* [REQUIRED WORK]: Would you transcribe the whole listing exactly, minus its pictures?

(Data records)
★ ★ ★ ★ ★
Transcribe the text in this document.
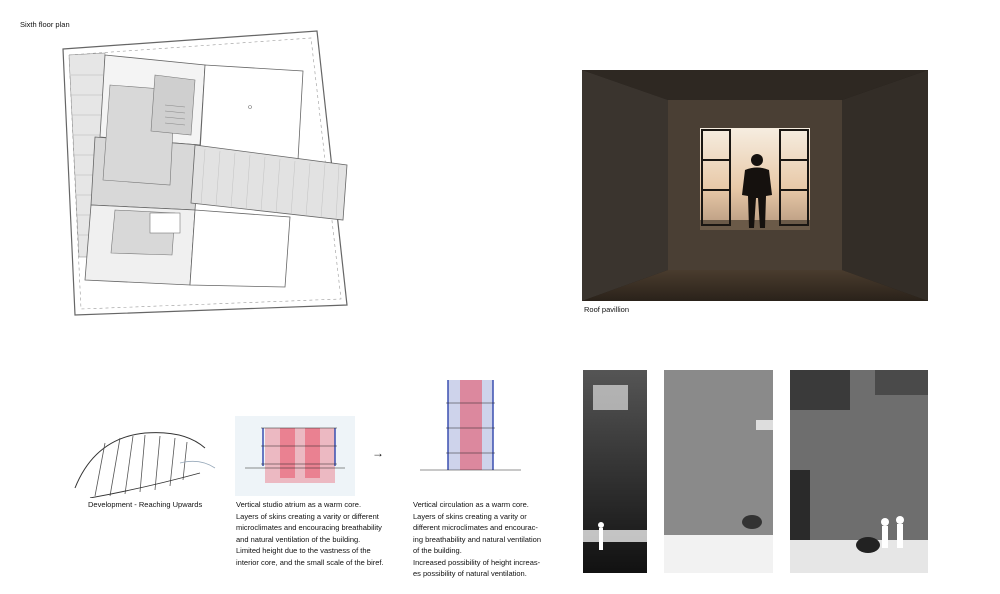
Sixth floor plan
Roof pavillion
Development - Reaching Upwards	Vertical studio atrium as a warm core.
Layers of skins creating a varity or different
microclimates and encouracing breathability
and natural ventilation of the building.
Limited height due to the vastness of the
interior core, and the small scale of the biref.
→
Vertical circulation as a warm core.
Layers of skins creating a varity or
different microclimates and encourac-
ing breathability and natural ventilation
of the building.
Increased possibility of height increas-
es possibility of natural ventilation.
★ ★ ★ ★ ★
* [RESPONSE TO THIS TASK]:
Transcribe the text in this document.
Sixth floor plan
Roof pavillion
Development - Reaching Upwards	Vertical studio atrium as a warm core.
Layers of skins creating a varity or different
microclimates and encouracing breathability
and natural ventilation of the building.
Limited height due to the vastness of the
interior core, and the small scale of the biref.
→
Vertical circulation as a warm core.
Layers of skins creating a varity or
different microclimates and encourac-
ing breathability and natural ventilation
of the building.
Increased possibility of height increas-
es possibility of natural ventilation.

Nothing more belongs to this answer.